Treatment day 5, Seirin needles (0.20 x 30 mm) were used for all points. Gabe reacted negatively again to BL-60 at last treatment, so that point was not used today. Points used included: GV-14, GV-4, BL-23, BL-27, BL-28, BL-54, GB-29, GB-30, Bail Hui, ST-36. Points in the ST and BL and GB lines were placed on the right side.
Outcome, Insights, Discussion and References
The patient did very well with all treatments. There were no adverse reactions observed to therapy other than irritation experienced when both the red Seirin (0.16) and blue Seirin (0.20) acupuncture needles were placed at the BL-60 point. Being a Greyhound this patient has very thin skin, particularly at the location of this point. This thin skin may be part of his irritation when needles were placed in this location. An adjustment was made and this point was not placed at his fifth treatment. Gabe tolerated photobiomodulation and the rest of his acupuncture point placement very well. Of interest was the lack of ease of needle placement associated with the BL-23 and GV-4 points. There seemed to be more de qi experienced along dorsal midline at the cranial to mid lumbar spine in this patient. The needles were more difficult to place and also would be more apt to “pull” into the skin and associated musculature following placement and throughout the treatment period while other needles remained static and did not waver. Though myofascial trigger points were not palpated along his lumbar musculature the reaction of the needles during placement would indicate myofascial tension in this area. When comparing gait analysis and clinical exam findings prior to and following treatments and also between treatments one and five, the patient seemed much more calm, relaxed but also less lame and paretic. Incorporation of more points stimulating the peripheral nervous system seemed to improve his function. Going forward with this patient, the goal will be to incorporate electroacupuncture into the patient’s therapy routine and to begin to reduce the frequency of his acupuncture and photobiomodulation therapies. The ultimate goal being to determine what frequency of the combination therapy allows Gabe the most comfort and clinical improvement, while continuing to be time and monetarily feasible for the owner.

**Study questions:**
• 1. Turn the paragraph of the acupuncture case report beginning "Treatment day 5" into a short bulleted list that keeps its main facts.
• 2. Pick up the acupuncture case report after its final sentence and carry it further.

**Available data:**
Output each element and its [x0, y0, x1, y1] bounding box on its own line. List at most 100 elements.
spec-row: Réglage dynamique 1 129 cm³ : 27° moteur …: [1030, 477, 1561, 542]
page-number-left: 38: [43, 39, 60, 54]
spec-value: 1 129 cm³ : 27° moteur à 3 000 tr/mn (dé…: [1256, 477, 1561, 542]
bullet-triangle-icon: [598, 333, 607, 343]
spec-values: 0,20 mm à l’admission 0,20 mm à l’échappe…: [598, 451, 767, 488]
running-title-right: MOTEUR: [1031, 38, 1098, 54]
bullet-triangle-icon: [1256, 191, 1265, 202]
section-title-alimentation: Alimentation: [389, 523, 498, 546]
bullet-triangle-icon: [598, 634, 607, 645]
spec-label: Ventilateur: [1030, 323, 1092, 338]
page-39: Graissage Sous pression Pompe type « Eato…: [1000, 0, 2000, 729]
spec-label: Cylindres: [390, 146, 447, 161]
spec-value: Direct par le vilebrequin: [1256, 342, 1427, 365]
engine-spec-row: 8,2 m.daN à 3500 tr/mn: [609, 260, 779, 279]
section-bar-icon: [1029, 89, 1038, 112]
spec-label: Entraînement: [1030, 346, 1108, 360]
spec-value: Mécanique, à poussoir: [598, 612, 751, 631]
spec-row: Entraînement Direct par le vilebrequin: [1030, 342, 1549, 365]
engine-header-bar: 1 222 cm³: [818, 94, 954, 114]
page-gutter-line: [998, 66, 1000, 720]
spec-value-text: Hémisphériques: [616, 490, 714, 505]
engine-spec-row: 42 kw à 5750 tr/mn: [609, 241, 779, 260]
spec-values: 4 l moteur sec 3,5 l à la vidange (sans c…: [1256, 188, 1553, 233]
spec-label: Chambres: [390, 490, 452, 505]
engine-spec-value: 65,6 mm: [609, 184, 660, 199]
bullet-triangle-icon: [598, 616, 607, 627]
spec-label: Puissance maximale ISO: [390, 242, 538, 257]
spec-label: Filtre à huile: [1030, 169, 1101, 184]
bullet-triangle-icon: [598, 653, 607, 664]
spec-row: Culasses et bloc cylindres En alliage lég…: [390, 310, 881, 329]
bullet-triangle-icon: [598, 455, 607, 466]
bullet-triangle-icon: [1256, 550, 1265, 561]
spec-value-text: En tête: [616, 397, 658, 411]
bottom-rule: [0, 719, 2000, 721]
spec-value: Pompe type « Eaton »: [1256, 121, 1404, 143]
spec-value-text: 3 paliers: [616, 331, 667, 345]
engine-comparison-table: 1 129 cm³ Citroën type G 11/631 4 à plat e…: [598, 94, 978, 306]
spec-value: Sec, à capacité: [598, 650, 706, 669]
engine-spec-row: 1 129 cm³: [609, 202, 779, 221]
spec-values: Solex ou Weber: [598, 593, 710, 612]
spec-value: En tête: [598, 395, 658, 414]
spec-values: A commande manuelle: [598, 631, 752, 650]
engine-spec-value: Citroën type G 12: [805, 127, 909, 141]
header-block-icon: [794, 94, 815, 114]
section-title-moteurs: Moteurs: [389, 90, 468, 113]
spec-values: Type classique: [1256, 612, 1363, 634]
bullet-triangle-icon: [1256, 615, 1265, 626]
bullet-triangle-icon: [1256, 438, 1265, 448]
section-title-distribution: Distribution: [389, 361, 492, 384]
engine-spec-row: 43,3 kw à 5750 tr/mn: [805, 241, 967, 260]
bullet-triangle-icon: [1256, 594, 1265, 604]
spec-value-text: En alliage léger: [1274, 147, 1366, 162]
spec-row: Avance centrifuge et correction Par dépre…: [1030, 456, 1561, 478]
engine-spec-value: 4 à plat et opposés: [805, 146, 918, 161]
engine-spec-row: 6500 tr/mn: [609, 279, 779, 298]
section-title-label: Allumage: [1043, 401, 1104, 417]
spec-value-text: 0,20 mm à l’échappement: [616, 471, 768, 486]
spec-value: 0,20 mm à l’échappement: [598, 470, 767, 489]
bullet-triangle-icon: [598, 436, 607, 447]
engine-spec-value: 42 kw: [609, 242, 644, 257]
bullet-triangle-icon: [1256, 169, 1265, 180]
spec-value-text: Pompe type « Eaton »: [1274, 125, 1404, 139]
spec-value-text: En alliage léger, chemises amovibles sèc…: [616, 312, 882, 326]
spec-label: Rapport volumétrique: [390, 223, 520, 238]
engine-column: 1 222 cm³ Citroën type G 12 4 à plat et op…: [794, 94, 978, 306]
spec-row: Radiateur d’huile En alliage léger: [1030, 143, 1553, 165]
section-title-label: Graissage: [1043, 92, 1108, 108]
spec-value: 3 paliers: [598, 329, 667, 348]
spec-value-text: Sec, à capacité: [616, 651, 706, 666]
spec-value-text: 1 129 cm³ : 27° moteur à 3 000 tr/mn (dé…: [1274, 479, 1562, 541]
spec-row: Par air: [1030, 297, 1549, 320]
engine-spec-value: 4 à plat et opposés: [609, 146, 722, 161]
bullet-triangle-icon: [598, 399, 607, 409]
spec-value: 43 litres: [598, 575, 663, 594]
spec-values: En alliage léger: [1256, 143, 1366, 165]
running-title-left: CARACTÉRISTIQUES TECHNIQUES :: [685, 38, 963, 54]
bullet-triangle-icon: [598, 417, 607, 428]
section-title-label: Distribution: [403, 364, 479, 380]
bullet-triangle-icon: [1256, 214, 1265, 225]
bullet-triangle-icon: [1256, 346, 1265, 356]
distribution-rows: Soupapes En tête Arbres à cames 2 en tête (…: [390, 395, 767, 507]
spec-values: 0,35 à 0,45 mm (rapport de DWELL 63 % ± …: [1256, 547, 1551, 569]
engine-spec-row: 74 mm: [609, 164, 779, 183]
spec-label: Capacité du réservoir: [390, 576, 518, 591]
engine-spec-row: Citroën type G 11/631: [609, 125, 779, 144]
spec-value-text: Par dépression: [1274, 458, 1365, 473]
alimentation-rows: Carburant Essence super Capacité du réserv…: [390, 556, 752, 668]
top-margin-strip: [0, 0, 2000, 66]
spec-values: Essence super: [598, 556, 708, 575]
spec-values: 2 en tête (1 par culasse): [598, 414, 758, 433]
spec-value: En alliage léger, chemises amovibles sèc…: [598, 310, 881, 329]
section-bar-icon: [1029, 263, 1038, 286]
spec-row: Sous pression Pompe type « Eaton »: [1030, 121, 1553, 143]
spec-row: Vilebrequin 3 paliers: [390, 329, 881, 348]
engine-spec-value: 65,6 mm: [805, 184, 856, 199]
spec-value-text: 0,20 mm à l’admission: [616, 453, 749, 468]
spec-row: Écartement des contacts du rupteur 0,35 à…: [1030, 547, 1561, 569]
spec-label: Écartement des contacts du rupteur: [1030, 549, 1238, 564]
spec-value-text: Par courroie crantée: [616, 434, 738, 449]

**Answers for this exercise:**
• 1.
- Needles: Seirin, 0.20 x 30 mm, for all points
- BL-60 left out, since Gabe reacted negatively to it again at the last treatment
- Points used: GV-14, GV-4, BL-23, BL-27, BL-28, BL-54, GB-29, GB-30, Bail Hui, ST-36
- ST, BL and GB points placed on the right side

• 2.
I learned several things from this case including: what de qi feels like on a clinical patient and how to treat a dog with lumbosacral disease with a combination of both traditional medicinal therapies but also physical rehabilitation techniques and acupuncture therapy. Multiple articles have been published on the utility of acupuncture as a therapy for spinal cord disease in the dog.1-4 The next step will be continue to add to this growing field of acupuncture research and create a controlled, prospective study that explores the safety, use and efficacy of acupuncture and electroacupuncture in the treatment of lumbosacral disease. Studies exploring acupuncture as in combination with traditional therapies could also be explored.
References
1. Hayashi AM, Matera JM, Fonseca Pinto AC. Evaluation of electroacupuncture treatment for thoracolumbar intervertebral disease. J Am Vet Med Assoc 2007; 231: 913-8.
2. Hunter JE. Use of acupuncture in veterinary medicine. Vet Rec 2010; 167; 947-8.
3. Frank LR, Roynard PFP. Veterinary neurologic rehabilitation: the rationale for a comprehensive approach. Top Comp Anim Med 2018; 33: 49-57.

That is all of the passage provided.